___ Data listing

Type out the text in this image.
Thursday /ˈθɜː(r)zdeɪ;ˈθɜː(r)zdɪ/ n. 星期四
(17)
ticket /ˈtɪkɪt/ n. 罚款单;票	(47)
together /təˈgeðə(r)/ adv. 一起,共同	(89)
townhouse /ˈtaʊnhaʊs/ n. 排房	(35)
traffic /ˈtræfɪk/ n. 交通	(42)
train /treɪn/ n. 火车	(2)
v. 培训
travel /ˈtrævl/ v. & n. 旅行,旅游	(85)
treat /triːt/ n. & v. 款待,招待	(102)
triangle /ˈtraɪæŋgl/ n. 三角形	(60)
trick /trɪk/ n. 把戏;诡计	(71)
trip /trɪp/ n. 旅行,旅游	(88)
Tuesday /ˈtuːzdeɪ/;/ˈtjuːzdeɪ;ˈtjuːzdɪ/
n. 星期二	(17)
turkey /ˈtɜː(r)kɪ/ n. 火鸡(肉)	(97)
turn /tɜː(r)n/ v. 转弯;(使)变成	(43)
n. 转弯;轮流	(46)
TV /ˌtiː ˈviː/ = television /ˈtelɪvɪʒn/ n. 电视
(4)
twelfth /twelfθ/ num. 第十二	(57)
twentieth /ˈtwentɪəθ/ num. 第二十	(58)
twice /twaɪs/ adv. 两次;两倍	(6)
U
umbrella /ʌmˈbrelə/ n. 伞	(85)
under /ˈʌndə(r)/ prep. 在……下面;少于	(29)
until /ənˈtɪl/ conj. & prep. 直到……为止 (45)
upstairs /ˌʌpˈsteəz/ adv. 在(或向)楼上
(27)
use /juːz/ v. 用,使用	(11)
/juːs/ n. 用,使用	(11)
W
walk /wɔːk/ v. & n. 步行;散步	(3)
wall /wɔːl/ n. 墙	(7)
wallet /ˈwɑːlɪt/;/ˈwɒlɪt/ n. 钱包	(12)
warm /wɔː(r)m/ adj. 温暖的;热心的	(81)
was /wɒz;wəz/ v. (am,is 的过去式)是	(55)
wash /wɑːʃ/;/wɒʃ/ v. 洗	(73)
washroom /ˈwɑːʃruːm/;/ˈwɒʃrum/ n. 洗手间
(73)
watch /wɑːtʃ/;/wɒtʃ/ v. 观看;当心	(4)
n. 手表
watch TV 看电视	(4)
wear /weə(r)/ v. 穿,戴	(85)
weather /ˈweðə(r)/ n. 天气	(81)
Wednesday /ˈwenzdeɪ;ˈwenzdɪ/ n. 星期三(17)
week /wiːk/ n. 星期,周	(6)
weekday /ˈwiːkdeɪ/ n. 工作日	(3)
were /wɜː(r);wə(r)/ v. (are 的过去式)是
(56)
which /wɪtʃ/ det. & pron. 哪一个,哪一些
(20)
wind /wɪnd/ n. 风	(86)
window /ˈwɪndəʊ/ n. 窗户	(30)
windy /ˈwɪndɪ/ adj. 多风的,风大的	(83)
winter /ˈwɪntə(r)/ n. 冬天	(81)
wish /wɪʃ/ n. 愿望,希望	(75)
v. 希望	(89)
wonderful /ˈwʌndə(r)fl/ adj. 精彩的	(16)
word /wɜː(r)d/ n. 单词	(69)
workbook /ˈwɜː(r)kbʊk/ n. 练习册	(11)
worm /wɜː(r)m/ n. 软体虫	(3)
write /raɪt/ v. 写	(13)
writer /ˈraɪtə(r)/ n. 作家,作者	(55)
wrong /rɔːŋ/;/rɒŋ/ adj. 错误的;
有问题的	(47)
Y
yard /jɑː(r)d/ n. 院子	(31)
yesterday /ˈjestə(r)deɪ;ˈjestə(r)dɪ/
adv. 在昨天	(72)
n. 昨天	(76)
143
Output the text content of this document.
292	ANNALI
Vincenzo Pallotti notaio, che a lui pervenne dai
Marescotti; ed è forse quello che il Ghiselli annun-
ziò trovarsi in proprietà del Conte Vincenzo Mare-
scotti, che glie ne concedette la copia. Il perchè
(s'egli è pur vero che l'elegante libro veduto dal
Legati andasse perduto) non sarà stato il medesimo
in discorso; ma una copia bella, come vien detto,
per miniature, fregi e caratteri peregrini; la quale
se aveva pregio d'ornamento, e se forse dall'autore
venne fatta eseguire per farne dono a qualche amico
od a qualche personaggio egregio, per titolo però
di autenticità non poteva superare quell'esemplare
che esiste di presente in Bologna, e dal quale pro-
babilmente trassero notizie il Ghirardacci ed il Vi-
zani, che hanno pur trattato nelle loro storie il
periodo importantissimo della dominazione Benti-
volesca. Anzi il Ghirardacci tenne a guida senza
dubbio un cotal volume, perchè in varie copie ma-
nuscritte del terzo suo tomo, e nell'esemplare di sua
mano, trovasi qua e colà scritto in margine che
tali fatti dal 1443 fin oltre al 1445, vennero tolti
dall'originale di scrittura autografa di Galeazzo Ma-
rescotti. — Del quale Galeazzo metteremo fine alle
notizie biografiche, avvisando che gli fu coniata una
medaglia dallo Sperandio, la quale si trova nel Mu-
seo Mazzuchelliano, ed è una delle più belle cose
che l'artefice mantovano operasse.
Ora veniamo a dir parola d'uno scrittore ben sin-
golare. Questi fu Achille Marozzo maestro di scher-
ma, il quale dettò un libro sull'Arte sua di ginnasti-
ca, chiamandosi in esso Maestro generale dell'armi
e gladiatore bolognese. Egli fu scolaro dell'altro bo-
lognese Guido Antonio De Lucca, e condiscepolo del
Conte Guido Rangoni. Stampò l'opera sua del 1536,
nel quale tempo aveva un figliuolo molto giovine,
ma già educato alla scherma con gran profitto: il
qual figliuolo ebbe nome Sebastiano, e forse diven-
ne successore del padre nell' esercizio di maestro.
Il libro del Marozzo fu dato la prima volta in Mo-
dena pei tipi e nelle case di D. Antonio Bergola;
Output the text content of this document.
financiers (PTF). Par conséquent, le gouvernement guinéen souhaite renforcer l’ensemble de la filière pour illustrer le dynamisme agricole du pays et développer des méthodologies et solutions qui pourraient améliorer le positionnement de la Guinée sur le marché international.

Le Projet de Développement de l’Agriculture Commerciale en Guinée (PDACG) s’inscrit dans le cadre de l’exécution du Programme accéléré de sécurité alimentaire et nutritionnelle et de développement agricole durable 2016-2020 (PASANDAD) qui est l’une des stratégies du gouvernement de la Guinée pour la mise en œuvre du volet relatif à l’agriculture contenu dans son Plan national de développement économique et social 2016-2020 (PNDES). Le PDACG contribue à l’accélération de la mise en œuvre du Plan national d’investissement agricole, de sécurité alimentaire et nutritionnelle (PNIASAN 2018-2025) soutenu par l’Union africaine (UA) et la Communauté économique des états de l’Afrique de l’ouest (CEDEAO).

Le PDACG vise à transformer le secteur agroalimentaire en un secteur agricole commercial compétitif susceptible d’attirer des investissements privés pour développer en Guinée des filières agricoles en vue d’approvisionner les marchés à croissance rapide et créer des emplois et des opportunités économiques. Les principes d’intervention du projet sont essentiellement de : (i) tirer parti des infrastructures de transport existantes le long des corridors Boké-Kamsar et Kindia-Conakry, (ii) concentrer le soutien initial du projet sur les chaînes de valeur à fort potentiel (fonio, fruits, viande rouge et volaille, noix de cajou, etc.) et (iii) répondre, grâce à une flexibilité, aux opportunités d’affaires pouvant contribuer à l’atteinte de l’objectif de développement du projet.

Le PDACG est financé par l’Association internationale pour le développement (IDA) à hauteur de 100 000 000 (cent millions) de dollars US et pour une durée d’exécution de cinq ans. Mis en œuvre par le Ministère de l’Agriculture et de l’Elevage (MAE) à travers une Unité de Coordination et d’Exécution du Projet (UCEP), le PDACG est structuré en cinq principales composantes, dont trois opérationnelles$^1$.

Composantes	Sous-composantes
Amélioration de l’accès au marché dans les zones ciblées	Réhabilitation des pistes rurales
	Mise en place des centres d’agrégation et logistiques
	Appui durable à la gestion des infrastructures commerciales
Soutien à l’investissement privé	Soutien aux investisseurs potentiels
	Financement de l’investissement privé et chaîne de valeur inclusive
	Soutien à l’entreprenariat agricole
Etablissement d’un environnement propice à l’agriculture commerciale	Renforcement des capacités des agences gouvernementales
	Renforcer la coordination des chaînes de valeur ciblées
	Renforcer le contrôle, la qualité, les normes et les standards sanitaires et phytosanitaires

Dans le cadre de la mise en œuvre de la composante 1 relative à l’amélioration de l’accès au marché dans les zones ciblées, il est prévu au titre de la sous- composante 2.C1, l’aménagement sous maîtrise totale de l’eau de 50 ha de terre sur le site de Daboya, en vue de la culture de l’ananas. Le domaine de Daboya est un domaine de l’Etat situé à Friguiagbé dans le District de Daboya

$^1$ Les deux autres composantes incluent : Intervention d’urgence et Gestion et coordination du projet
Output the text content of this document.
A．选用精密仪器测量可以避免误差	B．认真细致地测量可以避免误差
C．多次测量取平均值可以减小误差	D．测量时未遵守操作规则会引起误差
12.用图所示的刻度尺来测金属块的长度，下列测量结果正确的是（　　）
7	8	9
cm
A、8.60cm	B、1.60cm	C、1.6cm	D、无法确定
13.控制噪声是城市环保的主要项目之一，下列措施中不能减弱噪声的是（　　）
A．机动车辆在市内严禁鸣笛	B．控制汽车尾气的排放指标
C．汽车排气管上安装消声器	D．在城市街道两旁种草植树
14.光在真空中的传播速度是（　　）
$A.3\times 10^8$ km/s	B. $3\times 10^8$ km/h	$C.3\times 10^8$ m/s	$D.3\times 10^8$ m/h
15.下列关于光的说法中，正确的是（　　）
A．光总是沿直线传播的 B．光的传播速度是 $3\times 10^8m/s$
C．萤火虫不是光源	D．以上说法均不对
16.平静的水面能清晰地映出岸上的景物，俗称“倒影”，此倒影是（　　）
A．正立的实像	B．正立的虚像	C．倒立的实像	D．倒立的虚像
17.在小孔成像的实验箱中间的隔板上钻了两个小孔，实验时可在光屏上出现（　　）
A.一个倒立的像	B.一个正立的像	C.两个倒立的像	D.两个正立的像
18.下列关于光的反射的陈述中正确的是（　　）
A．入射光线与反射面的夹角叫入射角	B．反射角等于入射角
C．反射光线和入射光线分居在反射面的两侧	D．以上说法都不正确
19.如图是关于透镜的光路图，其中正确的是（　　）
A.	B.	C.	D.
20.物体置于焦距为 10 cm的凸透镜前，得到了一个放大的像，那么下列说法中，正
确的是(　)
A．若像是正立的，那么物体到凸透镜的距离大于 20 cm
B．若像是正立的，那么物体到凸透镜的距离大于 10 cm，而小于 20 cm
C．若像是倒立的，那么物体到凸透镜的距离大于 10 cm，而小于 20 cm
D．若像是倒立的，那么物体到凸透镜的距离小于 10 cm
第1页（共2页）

______

• _Written problem_
Copy all the lines above that hold the string "watch".

• _Response_
watch /wɑːtʃ/;/wɒtʃ/ v. 观看;当心	(4)
watch TV 看电视	(4)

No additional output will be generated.